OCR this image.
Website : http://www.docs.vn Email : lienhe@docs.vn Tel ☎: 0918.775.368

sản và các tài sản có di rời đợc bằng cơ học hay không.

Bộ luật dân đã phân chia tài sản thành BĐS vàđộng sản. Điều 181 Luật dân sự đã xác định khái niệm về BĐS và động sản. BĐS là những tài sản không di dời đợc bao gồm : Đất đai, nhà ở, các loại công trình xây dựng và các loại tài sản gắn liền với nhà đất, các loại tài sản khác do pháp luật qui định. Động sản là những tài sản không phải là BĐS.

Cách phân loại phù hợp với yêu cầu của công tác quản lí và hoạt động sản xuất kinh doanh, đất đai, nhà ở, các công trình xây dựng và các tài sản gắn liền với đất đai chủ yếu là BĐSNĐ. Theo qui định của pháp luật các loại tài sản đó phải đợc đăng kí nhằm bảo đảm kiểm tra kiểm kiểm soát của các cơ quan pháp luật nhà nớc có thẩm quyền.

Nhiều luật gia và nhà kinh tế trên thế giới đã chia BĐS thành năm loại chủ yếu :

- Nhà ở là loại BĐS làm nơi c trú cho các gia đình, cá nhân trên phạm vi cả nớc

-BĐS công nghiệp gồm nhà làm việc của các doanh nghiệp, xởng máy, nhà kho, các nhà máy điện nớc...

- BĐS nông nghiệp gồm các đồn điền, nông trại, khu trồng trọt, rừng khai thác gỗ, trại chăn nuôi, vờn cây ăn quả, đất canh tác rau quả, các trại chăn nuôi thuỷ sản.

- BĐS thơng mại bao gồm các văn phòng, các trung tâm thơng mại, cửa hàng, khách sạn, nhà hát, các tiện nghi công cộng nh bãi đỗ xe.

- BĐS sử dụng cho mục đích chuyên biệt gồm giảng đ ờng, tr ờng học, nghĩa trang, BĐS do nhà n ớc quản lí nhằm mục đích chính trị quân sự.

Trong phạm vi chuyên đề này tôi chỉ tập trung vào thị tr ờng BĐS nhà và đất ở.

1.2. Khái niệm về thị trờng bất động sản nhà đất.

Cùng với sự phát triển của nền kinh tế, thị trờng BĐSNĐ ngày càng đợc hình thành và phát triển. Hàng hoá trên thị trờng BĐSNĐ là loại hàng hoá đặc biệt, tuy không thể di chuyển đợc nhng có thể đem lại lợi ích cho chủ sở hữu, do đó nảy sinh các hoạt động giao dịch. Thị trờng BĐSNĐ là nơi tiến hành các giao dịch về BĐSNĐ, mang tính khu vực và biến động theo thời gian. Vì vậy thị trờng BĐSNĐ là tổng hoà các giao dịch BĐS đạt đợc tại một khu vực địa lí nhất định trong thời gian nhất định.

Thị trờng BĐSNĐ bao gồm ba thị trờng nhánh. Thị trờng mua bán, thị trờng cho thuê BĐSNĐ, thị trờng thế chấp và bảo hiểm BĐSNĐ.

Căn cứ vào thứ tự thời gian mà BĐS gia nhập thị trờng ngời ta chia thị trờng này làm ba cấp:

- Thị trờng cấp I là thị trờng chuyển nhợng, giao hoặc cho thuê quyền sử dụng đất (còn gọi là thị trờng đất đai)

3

^^^^

What is required
Copy out the material above in its entirety. Every detail must match.

Reply
OCR this image.
Website : http://www.docs.vn Email : lienhe@docs.vn Tel ☎: 0918.775.368

sản và các tài sản có di rời đợc bằng cơ học hay không.

Bộ luật dân đã phân chia tài sản thành BĐS vàđộng sản. Điều 181 Luật dân sự đã xác định khái niệm về BĐS và động sản. BĐS là những tài sản không di dời đợc bao gồm : Đất đai, nhà ở, các loại công trình xây dựng và các loại tài sản gắn liền với nhà đất, các loại tài sản khác do pháp luật qui định. Động sản là những tài sản không phải là BĐS.

Cách phân loại phù hợp với yêu cầu của công tác quản lí và hoạt động sản xuất kinh doanh, đất đai, nhà ở, các công trình xây dựng và các tài sản gắn liền với đất đai chủ yếu là BĐSNĐ. Theo qui định của pháp luật các loại tài sản đó phải đợc đăng kí nhằm bảo đảm kiểm tra kiểm kiểm soát của các cơ quan pháp luật nhà nớc có thẩm quyền.

Nhiều luật gia và nhà kinh tế trên thế giới đã chia BĐS thành năm loại chủ yếu :

- Nhà ở là loại BĐS làm nơi c trú cho các gia đình, cá nhân trên phạm vi cả nớc

-BĐS công nghiệp gồm nhà làm việc của các doanh nghiệp, xởng máy, nhà kho, các nhà máy điện nớc...

- BĐS nông nghiệp gồm các đồn điền, nông trại, khu trồng trọt, rừng khai thác gỗ, trại chăn nuôi, vờn cây ăn quả, đất canh tác rau quả, các trại chăn nuôi thuỷ sản.

- BĐS thơng mại bao gồm các văn phòng, các trung tâm thơng mại, cửa hàng, khách sạn, nhà hát, các tiện nghi công cộng nh bãi đỗ xe.

- BĐS sử dụng cho mục đích chuyên biệt gồm giảng đ ờng, tr ờng học, nghĩa trang, BĐS do nhà n ớc quản lí nhằm mục đích chính trị quân sự.

Trong phạm vi chuyên đề này tôi chỉ tập trung vào thị tr ờng BĐS nhà và đất ở.

1.2. Khái niệm về thị trờng bất động sản nhà đất.

Cùng với sự phát triển của nền kinh tế, thị trờng BĐSNĐ ngày càng đợc hình thành và phát triển. Hàng hoá trên thị trờng BĐSNĐ là loại hàng hoá đặc biệt, tuy không thể di chuyển đợc nhng có thể đem lại lợi ích cho chủ sở hữu, do đó nảy sinh các hoạt động giao dịch. Thị trờng BĐSNĐ là nơi tiến hành các giao dịch về BĐSNĐ, mang tính khu vực và biến động theo thời gian. Vì vậy thị trờng BĐSNĐ là tổng hoà các giao dịch BĐS đạt đợc tại một khu vực địa lí nhất định trong thời gian nhất định.

Thị trờng BĐSNĐ bao gồm ba thị trờng nhánh. Thị trờng mua bán, thị trờng cho thuê BĐSNĐ, thị trờng thế chấp và bảo hiểm BĐSNĐ.

Căn cứ vào thứ tự thời gian mà BĐS gia nhập thị trờng ngời ta chia thị trờng này làm ba cấp:

- Thị trờng cấp I là thị trờng chuyển nhợng, giao hoặc cho thuê quyền sử dụng đất (còn gọi là thị trờng đất đai)

3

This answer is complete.